* Task objective: Every entry needs to be printed exactly, please.

* Records provided:
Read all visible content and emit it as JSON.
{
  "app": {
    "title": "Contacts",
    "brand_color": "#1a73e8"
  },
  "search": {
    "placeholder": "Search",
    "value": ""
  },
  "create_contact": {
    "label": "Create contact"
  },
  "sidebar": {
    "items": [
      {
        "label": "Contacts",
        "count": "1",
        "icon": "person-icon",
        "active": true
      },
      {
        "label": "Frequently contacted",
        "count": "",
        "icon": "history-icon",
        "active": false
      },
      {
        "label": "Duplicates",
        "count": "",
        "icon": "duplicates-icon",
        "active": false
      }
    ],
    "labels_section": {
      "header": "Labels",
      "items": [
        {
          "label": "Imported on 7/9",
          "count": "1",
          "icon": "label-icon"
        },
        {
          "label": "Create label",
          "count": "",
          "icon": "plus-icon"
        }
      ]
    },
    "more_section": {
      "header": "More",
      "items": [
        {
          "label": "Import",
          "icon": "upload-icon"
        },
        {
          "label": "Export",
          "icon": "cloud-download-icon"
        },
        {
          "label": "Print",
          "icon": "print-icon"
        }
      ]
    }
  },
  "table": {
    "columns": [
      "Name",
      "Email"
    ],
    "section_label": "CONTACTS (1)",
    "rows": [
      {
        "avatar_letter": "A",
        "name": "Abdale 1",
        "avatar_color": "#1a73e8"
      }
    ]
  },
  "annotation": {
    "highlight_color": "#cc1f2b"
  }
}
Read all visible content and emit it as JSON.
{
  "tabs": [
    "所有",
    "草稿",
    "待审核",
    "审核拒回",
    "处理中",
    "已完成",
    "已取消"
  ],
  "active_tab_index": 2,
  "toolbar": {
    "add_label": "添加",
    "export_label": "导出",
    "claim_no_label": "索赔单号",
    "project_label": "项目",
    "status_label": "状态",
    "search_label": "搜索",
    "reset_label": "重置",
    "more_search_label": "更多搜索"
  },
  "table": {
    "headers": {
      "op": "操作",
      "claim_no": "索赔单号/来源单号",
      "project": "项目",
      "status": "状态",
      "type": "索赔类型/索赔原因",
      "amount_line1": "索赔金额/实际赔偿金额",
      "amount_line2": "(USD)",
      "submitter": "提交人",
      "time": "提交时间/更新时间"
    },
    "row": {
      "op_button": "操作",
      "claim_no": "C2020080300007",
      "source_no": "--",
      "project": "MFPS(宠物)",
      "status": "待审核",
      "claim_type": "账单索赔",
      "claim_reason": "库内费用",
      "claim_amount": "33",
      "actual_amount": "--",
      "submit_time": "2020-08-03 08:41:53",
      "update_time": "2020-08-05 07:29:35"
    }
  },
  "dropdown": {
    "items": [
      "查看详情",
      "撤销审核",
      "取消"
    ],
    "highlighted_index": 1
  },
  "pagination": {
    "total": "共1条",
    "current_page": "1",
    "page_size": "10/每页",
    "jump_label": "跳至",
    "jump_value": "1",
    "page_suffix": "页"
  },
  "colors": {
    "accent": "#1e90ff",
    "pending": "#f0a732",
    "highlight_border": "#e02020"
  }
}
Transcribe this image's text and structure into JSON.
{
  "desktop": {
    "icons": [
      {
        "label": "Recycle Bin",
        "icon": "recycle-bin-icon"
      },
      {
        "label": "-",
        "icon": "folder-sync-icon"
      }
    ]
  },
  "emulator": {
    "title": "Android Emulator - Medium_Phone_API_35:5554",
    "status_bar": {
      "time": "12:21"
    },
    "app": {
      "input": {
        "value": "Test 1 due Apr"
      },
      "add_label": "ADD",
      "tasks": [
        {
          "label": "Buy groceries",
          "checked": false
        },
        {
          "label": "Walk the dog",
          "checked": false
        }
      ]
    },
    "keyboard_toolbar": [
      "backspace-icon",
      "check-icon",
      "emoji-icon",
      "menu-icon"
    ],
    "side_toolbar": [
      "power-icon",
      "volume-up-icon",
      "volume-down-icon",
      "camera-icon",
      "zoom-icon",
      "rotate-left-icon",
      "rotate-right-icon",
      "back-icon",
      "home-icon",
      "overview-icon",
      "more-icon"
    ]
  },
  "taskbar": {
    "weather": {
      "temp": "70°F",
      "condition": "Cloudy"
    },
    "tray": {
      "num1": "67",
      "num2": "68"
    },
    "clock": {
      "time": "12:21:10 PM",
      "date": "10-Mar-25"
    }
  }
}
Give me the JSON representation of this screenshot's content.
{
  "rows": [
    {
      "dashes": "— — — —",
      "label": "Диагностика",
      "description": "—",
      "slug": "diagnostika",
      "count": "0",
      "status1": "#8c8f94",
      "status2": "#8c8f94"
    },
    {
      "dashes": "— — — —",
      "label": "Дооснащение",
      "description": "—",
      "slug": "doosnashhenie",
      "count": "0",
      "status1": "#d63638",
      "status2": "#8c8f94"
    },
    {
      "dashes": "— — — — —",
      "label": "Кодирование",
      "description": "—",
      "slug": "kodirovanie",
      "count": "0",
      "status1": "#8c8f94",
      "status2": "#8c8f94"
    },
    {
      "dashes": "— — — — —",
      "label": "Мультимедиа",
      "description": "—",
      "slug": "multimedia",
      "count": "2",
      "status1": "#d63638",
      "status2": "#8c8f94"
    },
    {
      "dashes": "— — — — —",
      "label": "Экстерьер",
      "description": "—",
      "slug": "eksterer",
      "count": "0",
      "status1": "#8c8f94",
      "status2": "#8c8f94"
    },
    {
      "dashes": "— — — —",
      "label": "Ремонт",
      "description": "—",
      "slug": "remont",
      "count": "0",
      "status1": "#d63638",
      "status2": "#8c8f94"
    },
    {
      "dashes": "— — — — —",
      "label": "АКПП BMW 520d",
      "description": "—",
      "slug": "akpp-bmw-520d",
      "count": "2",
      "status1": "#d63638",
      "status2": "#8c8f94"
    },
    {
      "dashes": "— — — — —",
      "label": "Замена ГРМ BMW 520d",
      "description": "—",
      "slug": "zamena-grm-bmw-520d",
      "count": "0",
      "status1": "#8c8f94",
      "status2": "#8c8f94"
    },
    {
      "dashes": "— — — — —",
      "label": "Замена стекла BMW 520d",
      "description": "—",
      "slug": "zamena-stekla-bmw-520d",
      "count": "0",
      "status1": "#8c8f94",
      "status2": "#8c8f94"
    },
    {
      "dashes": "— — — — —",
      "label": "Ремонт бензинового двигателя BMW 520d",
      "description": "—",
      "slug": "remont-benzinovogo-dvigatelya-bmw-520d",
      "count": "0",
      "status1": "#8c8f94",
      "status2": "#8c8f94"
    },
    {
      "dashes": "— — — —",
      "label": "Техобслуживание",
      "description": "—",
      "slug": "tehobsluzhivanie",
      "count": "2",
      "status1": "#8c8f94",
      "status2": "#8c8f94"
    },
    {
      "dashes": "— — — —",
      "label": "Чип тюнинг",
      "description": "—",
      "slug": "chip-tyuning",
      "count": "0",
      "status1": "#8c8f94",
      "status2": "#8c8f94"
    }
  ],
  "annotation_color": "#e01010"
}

* Written response:
Read all visible content and emit it as JSON.
{
  "app": {
    "title": "Contacts",
    "brand_color": "#1a73e8"
  },
  "search": {
    "placeholder": "Search",
    "value": ""
  },
  "create_contact": {
    "label": "Create contact"
  },
  "sidebar": {
    "items": [
      {
        "label": "Contacts",
        "count": "1",
        "icon": "person-icon",
        "active": true
      },
      {
        "label": "Frequently contacted",
        "count": "",
        "icon": "history-icon",
        "active": false
      },
      {
        "label": "Duplicates",
        "count": "",
        "icon": "duplicates-icon",
        "active": false
      }
    ],
    "labels_section": {
      "header": "Labels",
      "items": [
        {
          "label": "Imported on 7/9",
          "count": "1",
          "icon": "label-icon"
        },
        {
          "label": "Create label",
          "count": "",
          "icon": "plus-icon"
        }
      ]
    },
    "more_section": {
      "header": "More",
      "items": [
        {
          "label": "Import",
          "icon": "upload-icon"
        },
        {
          "label": "Export",
          "icon": "cloud-download-icon"
        },
        {
          "label": "Print",
          "icon": "print-icon"
        }
      ]
    }
  },
  "table": {
    "columns": [
      "Name",
      "Email"
    ],
    "section_label": "CONTACTS (1)",
    "rows": [
      {
        "avatar_letter": "A",
        "name": "Abdale 1",
        "avatar_color": "#1a73e8"
      }
    ]
  },
  "annotation": {
    "highlight_color": "#cc1f2b"
  }
}
Read all visible content and emit it as JSON.
{
  "tabs": [
    "所有",
    "草稿",
    "待审核",
    "审核拒回",
    "处理中",
    "已完成",
    "已取消"
  ],
  "active_tab_index": 2,
  "toolbar": {
    "add_label": "添加",
    "export_label": "导出",
    "claim_no_label": "索赔单号",
    "project_label": "项目",
    "status_label": "状态",
    "search_label": "搜索",
    "reset_label": "重置",
    "more_search_label": "更多搜索"
  },
  "table": {
    "headers": {
      "op": "操作",
      "claim_no": "索赔单号/来源单号",
      "project": "项目",
      "status": "状态",
      "type": "索赔类型/索赔原因",
      "amount_line1": "索赔金额/实际赔偿金额",
      "amount_line2": "(USD)",
      "submitter": "提交人",
      "time": "提交时间/更新时间"
    },
    "row": {
      "op_button": "操作",
      "claim_no": "C2020080300007",
      "source_no": "--",
      "project": "MFPS(宠物)",
      "status": "待审核",
      "claim_type": "账单索赔",
      "claim_reason": "库内费用",
      "claim_amount": "33",
      "actual_amount": "--",
      "submit_time": "2020-08-03 08:41:53",
      "update_time": "2020-08-05 07:29:35"
    }
  },
  "dropdown": {
    "items": [
      "查看详情",
      "撤销审核",
      "取消"
    ],
    "highlighted_index": 1
  },
  "pagination": {
    "total": "共1条",
    "current_page": "1",
    "page_size": "10/每页",
    "jump_label": "跳至",
    "jump_value": "1",
    "page_suffix": "页"
  },
  "colors": {
    "accent": "#1e90ff",
    "pending": "#f0a732",
    "highlight_border": "#e02020"
  }
}
Transcribe this image's text and structure into JSON.
{
  "desktop": {
    "icons": [
      {
        "label": "Recycle Bin",
        "icon": "recycle-bin-icon"
      },
      {
        "label": "-",
        "icon": "folder-sync-icon"
      }
    ]
  },
  "emulator": {
    "title": "Android Emulator - Medium_Phone_API_35:5554",
    "status_bar": {
      "time": "12:21"
    },
    "app": {
      "input": {
        "value": "Test 1 due Apr"
      },
      "add_label": "ADD",
      "tasks": [
        {
          "label": "Buy groceries",
          "checked": false
        },
        {
          "label": "Walk the dog",
          "checked": false
        }
      ]
    },
    "keyboard_toolbar": [
      "backspace-icon",
      "check-icon",
      "emoji-icon",
      "menu-icon"
    ],
    "side_toolbar": [
      "power-icon",
      "volume-up-icon",
      "volume-down-icon",
      "camera-icon",
      "zoom-icon",
      "rotate-left-icon",
      "rotate-right-icon",
      "back-icon",
      "home-icon",
      "overview-icon",
      "more-icon"
    ]
  },
  "taskbar": {
    "weather": {
      "temp": "70°F",
      "condition": "Cloudy"
    },
    "tray": {
      "num1": "67",
      "num2": "68"
    },
    "clock": {
      "time": "12:21:10 PM",
      "date": "10-Mar-25"
    }
  }
}
Give me the JSON representation of this screenshot's content.
{
  "rows": [
    {
      "dashes": "— — — —",
      "label": "Диагностика",
      "description": "—",
      "slug": "diagnostika",
      "count": "0",
      "status1": "#8c8f94",
      "status2": "#8c8f94"
    },
    {
      "dashes": "— — — —",
      "label": "Дооснащение",
      "description": "—",
      "slug": "doosnashhenie",
      "count": "0",
      "status1": "#d63638",
      "status2": "#8c8f94"
    },
    {
      "dashes": "— — — — —",
      "label": "Кодирование",
      "description": "—",
      "slug": "kodirovanie",
      "count": "0",
      "status1": "#8c8f94",
      "status2": "#8c8f94"
    },
    {
      "dashes": "— — — — —",
      "label": "Мультимедиа",
      "description": "—",
      "slug": "multimedia",
      "count": "2",
      "status1": "#d63638",
      "status2": "#8c8f94"
    },
    {
      "dashes": "— — — — —",
      "label": "Экстерьер",
      "description": "—",
      "slug": "eksterer",
      "count": "0",
      "status1": "#8c8f94",
      "status2": "#8c8f94"
    },
    {
      "dashes": "— — — —",
      "label": "Ремонт",
      "description": "—",
      "slug": "remont",
      "count": "0",
      "status1": "#d63638",
      "status2": "#8c8f94"
    },
    {
      "dashes": "— — — — —",
      "label": "АКПП BMW 520d",
      "description": "—",
      "slug": "akpp-bmw-520d",
      "count": "2",
      "status1": "#d63638",
      "status2": "#8c8f94"
    },
    {
      "dashes": "— — — — —",
      "label": "Замена ГРМ BMW 520d",
      "description": "—",
      "slug": "zamena-grm-bmw-520d",
      "count": "0",
      "status1": "#8c8f94",
      "status2": "#8c8f94"
    },
    {
      "dashes": "— — — — —",
      "label": "Замена стекла BMW 520d",
      "description": "—",
      "slug": "zamena-stekla-bmw-520d",
      "count": "0",
      "status1": "#8c8f94",
      "status2": "#8c8f94"
    },
    {
      "dashes": "— — — — —",
      "label": "Ремонт бензинового двигателя BMW 520d",
      "description": "—",
      "slug": "remont-benzinovogo-dvigatelya-bmw-520d",
      "count": "0",
      "status1": "#8c8f94",
      "status2": "#8c8f94"
    },
    {
      "dashes": "— — — —",
      "label": "Техобслуживание",
      "description": "—",
      "slug": "tehobsluzhivanie",
      "count": "2",
      "status1": "#8c8f94",
      "status2": "#8c8f94"
    },
    {
      "dashes": "— — — —",
      "label": "Чип тюнинг",
      "description": "—",
      "slug": "chip-tyuning",
      "count": "0",
      "status1": "#8c8f94",
      "status2": "#8c8f94"
    }
  ],
  "annotation_color": "#e01010"
}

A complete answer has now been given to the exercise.